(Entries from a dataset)
[Begin]
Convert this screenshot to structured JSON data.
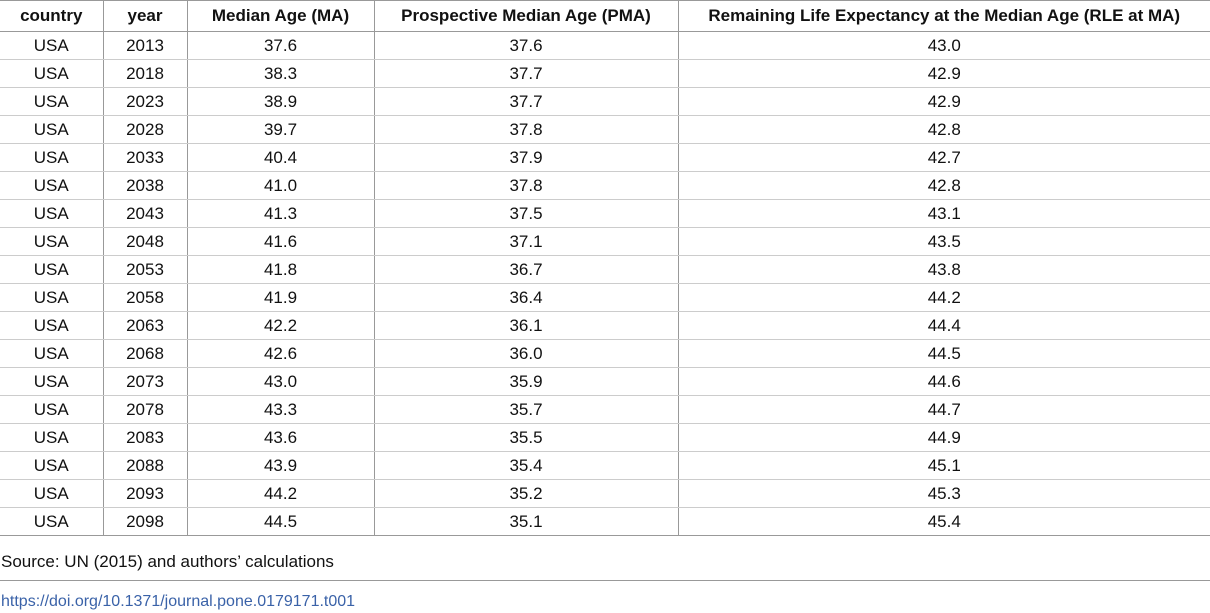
{
  "table": {
    "header": [
      "country",
      "year",
      "Median Age (MA)",
      "Prospective Median Age (PMA)",
      "Remaining Life Expectancy at the Median Age (RLE at MA)"
    ],
    "rows": [
      [
        "USA",
        "2013",
        "37.6",
        "37.6",
        "43.0"
      ],
      [
        "USA",
        "2018",
        "38.3",
        "37.7",
        "42.9"
      ],
      [
        "USA",
        "2023",
        "38.9",
        "37.7",
        "42.9"
      ],
      [
        "USA",
        "2028",
        "39.7",
        "37.8",
        "42.8"
      ],
      [
        "USA",
        "2033",
        "40.4",
        "37.9",
        "42.7"
      ],
      [
        "USA",
        "2038",
        "41.0",
        "37.8",
        "42.8"
      ],
      [
        "USA",
        "2043",
        "41.3",
        "37.5",
        "43.1"
      ],
      [
        "USA",
        "2048",
        "41.6",
        "37.1",
        "43.5"
      ],
      [
        "USA",
        "2053",
        "41.8",
        "36.7",
        "43.8"
      ],
      [
        "USA",
        "2058",
        "41.9",
        "36.4",
        "44.2"
      ],
      [
        "USA",
        "2063",
        "42.2",
        "36.1",
        "44.4"
      ],
      [
        "USA",
        "2068",
        "42.6",
        "36.0",
        "44.5"
      ],
      [
        "USA",
        "2073",
        "43.0",
        "35.9",
        "44.6"
      ],
      [
        "USA",
        "2078",
        "43.3",
        "35.7",
        "44.7"
      ],
      [
        "USA",
        "2083",
        "43.6",
        "35.5",
        "44.9"
      ],
      [
        "USA",
        "2088",
        "43.9",
        "35.4",
        "45.1"
      ],
      [
        "USA",
        "2093",
        "44.2",
        "35.2",
        "45.3"
      ],
      [
        "USA",
        "2098",
        "44.5",
        "35.1",
        "45.4"
      ]
    ]
  },
  "footer": {
    "source": "Source: UN (2015) and authors’ calculations",
    "doi": "https://doi.org/10.1371/journal.pone.0179171.t001"
  }
}
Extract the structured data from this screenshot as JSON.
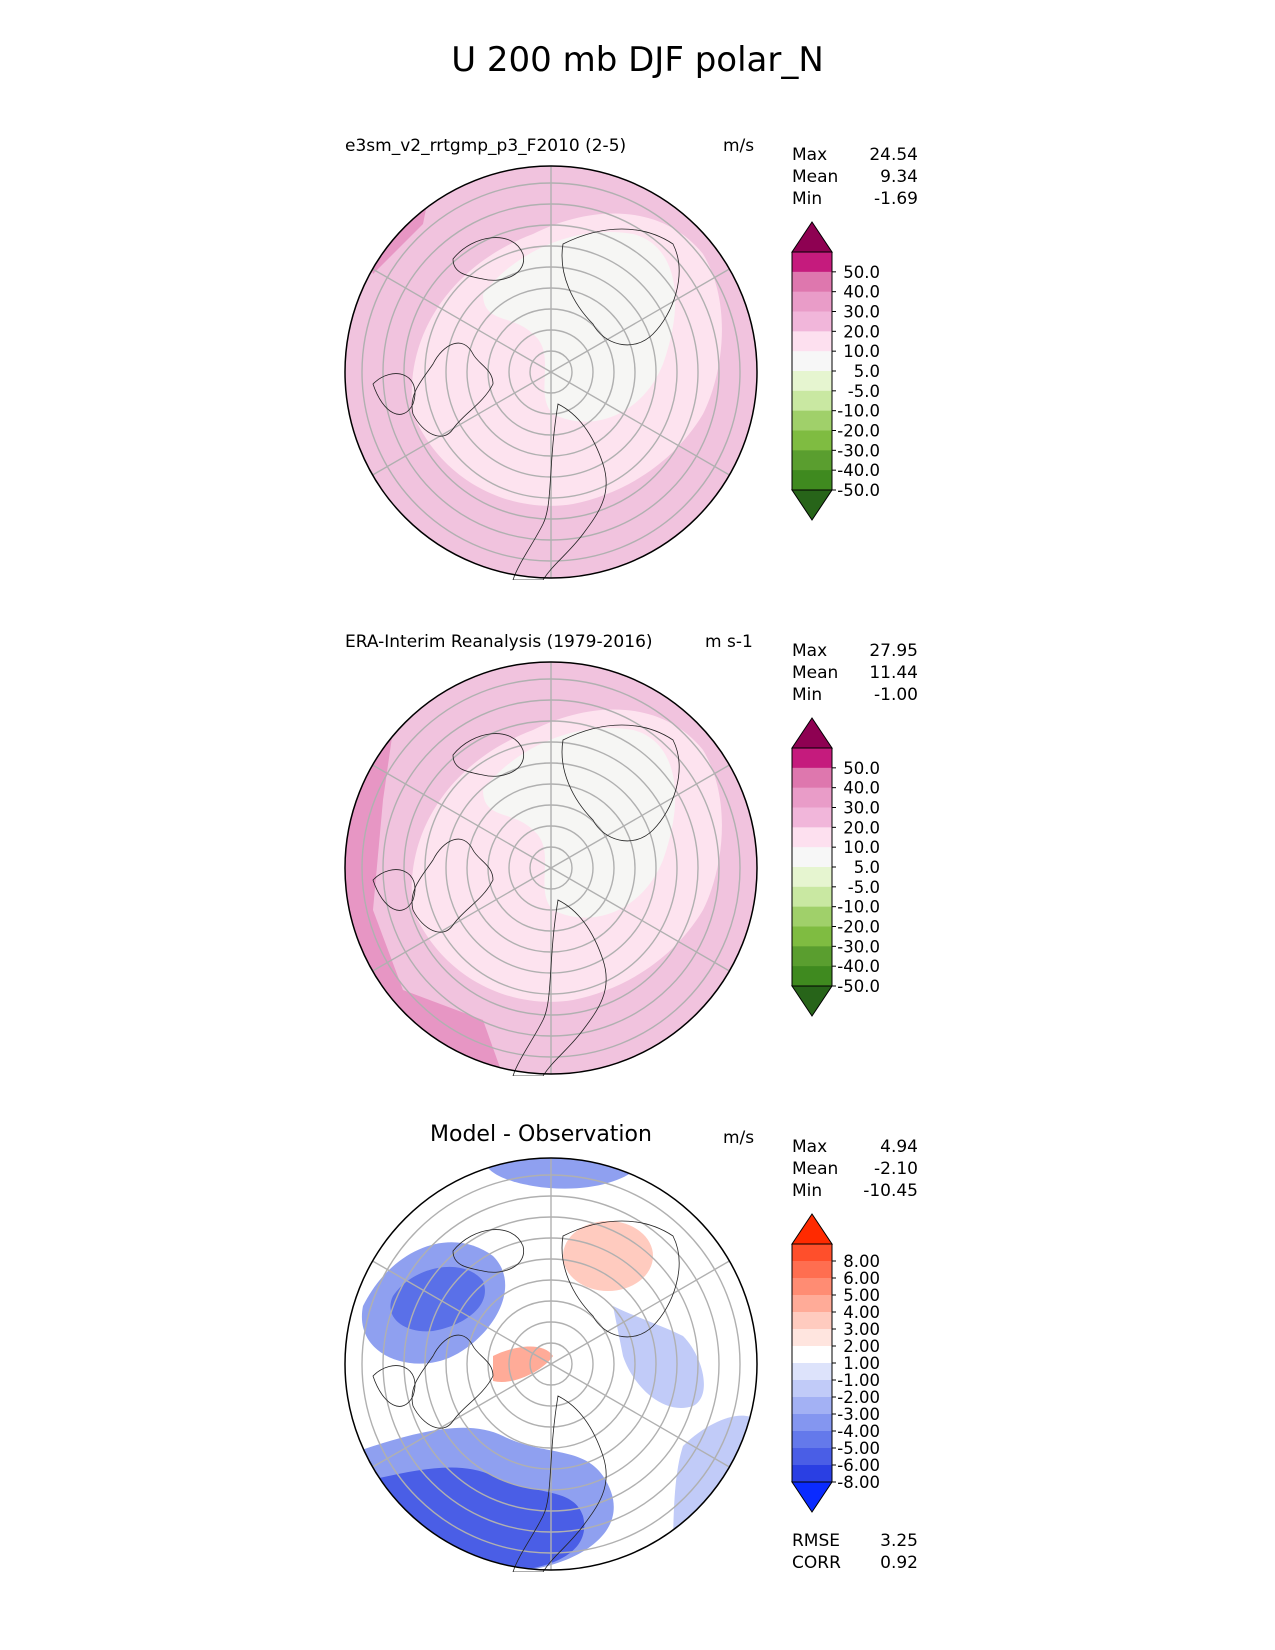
{
  "title": "U 200 mb DJF polar_N",
  "panels": [
    {
      "id": "test",
      "title": "e3sm_v2_rrtgmp_p3_F2010 (2-5)",
      "units": "m/s",
      "stats": [
        {
          "label": "Max",
          "value": "24.54"
        },
        {
          "label": "Mean",
          "value": "9.34"
        },
        {
          "label": "Min",
          "value": "-1.69"
        }
      ],
      "colorbar": {
        "labels": [
          "50.0",
          "40.0",
          "30.0",
          "20.0",
          "10.0",
          "5.0",
          "-5.0",
          "-10.0",
          "-20.0",
          "-30.0",
          "-40.0",
          "-50.0"
        ],
        "colors": [
          "#8e0152",
          "#c51b7d",
          "#de77ae",
          "#e99cc8",
          "#f1b6da",
          "#fde0ef",
          "#f7f7f7",
          "#e6f5d0",
          "#c9e8a2",
          "#a0d06a",
          "#7fbc41",
          "#5a9e2f",
          "#3f8a1f",
          "#276419"
        ]
      },
      "field": {
        "background": "#f1c3de",
        "rings": [
          {
            "color": "#fde3ef"
          },
          {
            "color": "#f6f6f4"
          }
        ]
      }
    },
    {
      "id": "reference",
      "title": "ERA-Interim Reanalysis (1979-2016)",
      "units": "m s-1",
      "stats": [
        {
          "label": "Max",
          "value": "27.95"
        },
        {
          "label": "Mean",
          "value": "11.44"
        },
        {
          "label": "Min",
          "value": "-1.00"
        }
      ],
      "colorbar": {
        "labels": [
          "50.0",
          "40.0",
          "30.0",
          "20.0",
          "10.0",
          "5.0",
          "-5.0",
          "-10.0",
          "-20.0",
          "-30.0",
          "-40.0",
          "-50.0"
        ],
        "colors": [
          "#8e0152",
          "#c51b7d",
          "#de77ae",
          "#e99cc8",
          "#f1b6da",
          "#fde0ef",
          "#f7f7f7",
          "#e6f5d0",
          "#c9e8a2",
          "#a0d06a",
          "#7fbc41",
          "#5a9e2f",
          "#3f8a1f",
          "#276419"
        ]
      },
      "field": {
        "background": "#f1c3de",
        "rings": [
          {
            "color": "#fde3ef"
          },
          {
            "color": "#f6f6f4"
          }
        ]
      }
    },
    {
      "id": "diff",
      "title": "Model - Observation",
      "units": "m/s",
      "stats": [
        {
          "label": "Max",
          "value": "4.94"
        },
        {
          "label": "Mean",
          "value": "-2.10"
        },
        {
          "label": "Min",
          "value": "-10.45"
        }
      ],
      "colorbar": {
        "labels": [
          "8.00",
          "6.00",
          "5.00",
          "4.00",
          "3.00",
          "2.00",
          "1.00",
          "-1.00",
          "-2.00",
          "-3.00",
          "-4.00",
          "-5.00",
          "-6.00",
          "-8.00"
        ],
        "colors": [
          "#ff2a00",
          "#ff4f2b",
          "#ff6e50",
          "#ff8c73",
          "#ffab98",
          "#ffcbbf",
          "#ffe5df",
          "#ffffff",
          "#dde3fb",
          "#c1cbf8",
          "#a3b1f4",
          "#8496f0",
          "#6479eb",
          "#4a5ee6",
          "#2a3fe3",
          "#0a2bff"
        ]
      },
      "field": {
        "background": "#ffffff"
      },
      "metrics": [
        {
          "label": "RMSE",
          "value": "3.25"
        },
        {
          "label": "CORR",
          "value": "0.92"
        }
      ]
    }
  ]
}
[End]
Reproduce every record above exactly, omitting the pictures.

(Complete response)
Convert this screenshot to structured JSON data.
{
  "table": {
    "header": [
      "country",
      "year",
      "Median Age (MA)",
      "Prospective Median Age (PMA)",
      "Remaining Life Expectancy at the Median Age (RLE at MA)"
    ],
    "rows": [
      [
        "USA",
        "2013",
        "37.6",
        "37.6",
        "43.0"
      ],
      [
        "USA",
        "2018",
        "38.3",
        "37.7",
        "42.9"
      ],
      [
        "USA",
        "2023",
        "38.9",
        "37.7",
        "42.9"
      ],
      [
        "USA",
        "2028",
        "39.7",
        "37.8",
        "42.8"
      ],
      [
        "USA",
        "2033",
        "40.4",
        "37.9",
        "42.7"
      ],
      [
        "USA",
        "2038",
        "41.0",
        "37.8",
        "42.8"
      ],
      [
        "USA",
        "2043",
        "41.3",
        "37.5",
        "43.1"
      ],
      [
        "USA",
        "2048",
        "41.6",
        "37.1",
        "43.5"
      ],
      [
        "USA",
        "2053",
        "41.8",
        "36.7",
        "43.8"
      ],
      [
        "USA",
        "2058",
        "41.9",
        "36.4",
        "44.2"
      ],
      [
        "USA",
        "2063",
        "42.2",
        "36.1",
        "44.4"
      ],
      [
        "USA",
        "2068",
        "42.6",
        "36.0",
        "44.5"
      ],
      [
        "USA",
        "2073",
        "43.0",
        "35.9",
        "44.6"
      ],
      [
        "USA",
        "2078",
        "43.3",
        "35.7",
        "44.7"
      ],
      [
        "USA",
        "2083",
        "43.6",
        "35.5",
        "44.9"
      ],
      [
        "USA",
        "2088",
        "43.9",
        "35.4",
        "45.1"
      ],
      [
        "USA",
        "2093",
        "44.2",
        "35.2",
        "45.3"
      ],
      [
        "USA",
        "2098",
        "44.5",
        "35.1",
        "45.4"
      ]
    ]
  },
  "footer": {
    "source": "Source: UN (2015) and authors’ calculations",
    "doi": "https://doi.org/10.1371/journal.pone.0179171.t001"
  }
}
Extract the structured data from this screenshot as JSON.
{
  "title": "U 200 mb DJF polar_N",
  "panels": [
    {
      "id": "test",
      "title": "e3sm_v2_rrtgmp_p3_F2010 (2-5)",
      "units": "m/s",
      "stats": [
        {
          "label": "Max",
          "value": "24.54"
        },
        {
          "label": "Mean",
          "value": "9.34"
        },
        {
          "label": "Min",
          "value": "-1.69"
        }
      ],
      "colorbar": {
        "labels": [
          "50.0",
          "40.0",
          "30.0",
          "20.0",
          "10.0",
          "5.0",
          "-5.0",
          "-10.0",
          "-20.0",
          "-30.0",
          "-40.0",
          "-50.0"
        ],
        "colors": [
          "#8e0152",
          "#c51b7d",
          "#de77ae",
          "#e99cc8",
          "#f1b6da",
          "#fde0ef",
          "#f7f7f7",
          "#e6f5d0",
          "#c9e8a2",
          "#a0d06a",
          "#7fbc41",
          "#5a9e2f",
          "#3f8a1f",
          "#276419"
        ]
      },
      "field": {
        "background": "#f1c3de",
        "rings": [
          {
            "color": "#fde3ef"
          },
          {
            "color": "#f6f6f4"
          }
        ]
      }
    },
    {
      "id": "reference",
      "title": "ERA-Interim Reanalysis (1979-2016)",
      "units": "m s-1",
      "stats": [
        {
          "label": "Max",
          "value": "27.95"
        },
        {
          "label": "Mean",
          "value": "11.44"
        },
        {
          "label": "Min",
          "value": "-1.00"
        }
      ],
      "colorbar": {
        "labels": [
          "50.0",
          "40.0",
          "30.0",
          "20.0",
          "10.0",
          "5.0",
          "-5.0",
          "-10.0",
          "-20.0",
          "-30.0",
          "-40.0",
          "-50.0"
        ],
        "colors": [
          "#8e0152",
          "#c51b7d",
          "#de77ae",
          "#e99cc8",
          "#f1b6da",
          "#fde0ef",
          "#f7f7f7",
          "#e6f5d0",
          "#c9e8a2",
          "#a0d06a",
          "#7fbc41",
          "#5a9e2f",
          "#3f8a1f",
          "#276419"
        ]
      },
      "field": {
        "background": "#f1c3de",
        "rings": [
          {
            "color": "#fde3ef"
          },
          {
            "color": "#f6f6f4"
          }
        ]
      }
    },
    {
      "id": "diff",
      "title": "Model - Observation",
      "units": "m/s",
      "stats": [
        {
          "label": "Max",
          "value": "4.94"
        },
        {
          "label": "Mean",
          "value": "-2.10"
        },
        {
          "label": "Min",
          "value": "-10.45"
        }
      ],
      "colorbar": {
        "labels": [
          "8.00",
          "6.00",
          "5.00",
          "4.00",
          "3.00",
          "2.00",
          "1.00",
          "-1.00",
          "-2.00",
          "-3.00",
          "-4.00",
          "-5.00",
          "-6.00",
          "-8.00"
        ],
        "colors": [
          "#ff2a00",
          "#ff4f2b",
          "#ff6e50",
          "#ff8c73",
          "#ffab98",
          "#ffcbbf",
          "#ffe5df",
          "#ffffff",
          "#dde3fb",
          "#c1cbf8",
          "#a3b1f4",
          "#8496f0",
          "#6479eb",
          "#4a5ee6",
          "#2a3fe3",
          "#0a2bff"
        ]
      },
      "field": {
        "background": "#ffffff"
      },
      "metrics": [
        {
          "label": "RMSE",
          "value": "3.25"
        },
        {
          "label": "CORR",
          "value": "0.92"
        }
      ]
    }
  ]
}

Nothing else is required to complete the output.